- _Challenge_
Reproduce every line of the records below without changing a single character.

+++

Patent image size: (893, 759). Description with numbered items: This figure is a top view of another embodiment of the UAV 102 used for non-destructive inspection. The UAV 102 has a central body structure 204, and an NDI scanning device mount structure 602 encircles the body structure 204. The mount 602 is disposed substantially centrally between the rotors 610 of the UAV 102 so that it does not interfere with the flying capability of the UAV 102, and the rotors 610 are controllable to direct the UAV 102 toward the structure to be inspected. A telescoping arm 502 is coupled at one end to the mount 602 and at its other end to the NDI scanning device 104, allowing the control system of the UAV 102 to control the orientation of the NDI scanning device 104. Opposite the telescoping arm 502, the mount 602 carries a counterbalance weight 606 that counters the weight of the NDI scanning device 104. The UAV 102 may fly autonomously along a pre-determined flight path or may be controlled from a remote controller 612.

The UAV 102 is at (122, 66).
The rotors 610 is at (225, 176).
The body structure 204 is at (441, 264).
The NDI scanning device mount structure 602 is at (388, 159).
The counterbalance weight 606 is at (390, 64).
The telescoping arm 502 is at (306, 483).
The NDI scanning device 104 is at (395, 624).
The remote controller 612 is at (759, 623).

+++

- _Solved problem_
Patent image size: (893, 759). Description with numbered items: This figure is a top view of another embodiment of the UAV 102 used for non-destructive inspection. The UAV 102 has a central body structure 204, and an NDI scanning device mount structure 602 encircles the body structure 204. The mount 602 is disposed substantially centrally between the rotors 610 of the UAV 102 so that it does not interfere with the flying capability of the UAV 102, and the rotors 610 are controllable to direct the UAV 102 toward the structure to be inspected. A telescoping arm 502 is coupled at one end to the mount 602 and at its other end to the NDI scanning device 104, allowing the control system of the UAV 102 to control the orientation of the NDI scanning device 104. Opposite the telescoping arm 502, the mount 602 carries a counterbalance weight 606 that counters the weight of the NDI scanning device 104. The UAV 102 may fly autonomously along a pre-determined flight path or may be controlled from a remote controller 612.

The UAV 102 is at (122, 66).
The rotors 610 is at (225, 176).
The body structure 204 is at (441, 264).
The NDI scanning device mount structure 602 is at (388, 159).
The counterbalance weight 606 is at (390, 64).
The telescoping arm 502 is at (306, 483).
The NDI scanning device 104 is at (395, 624).
The remote controller 612 is at (759, 623).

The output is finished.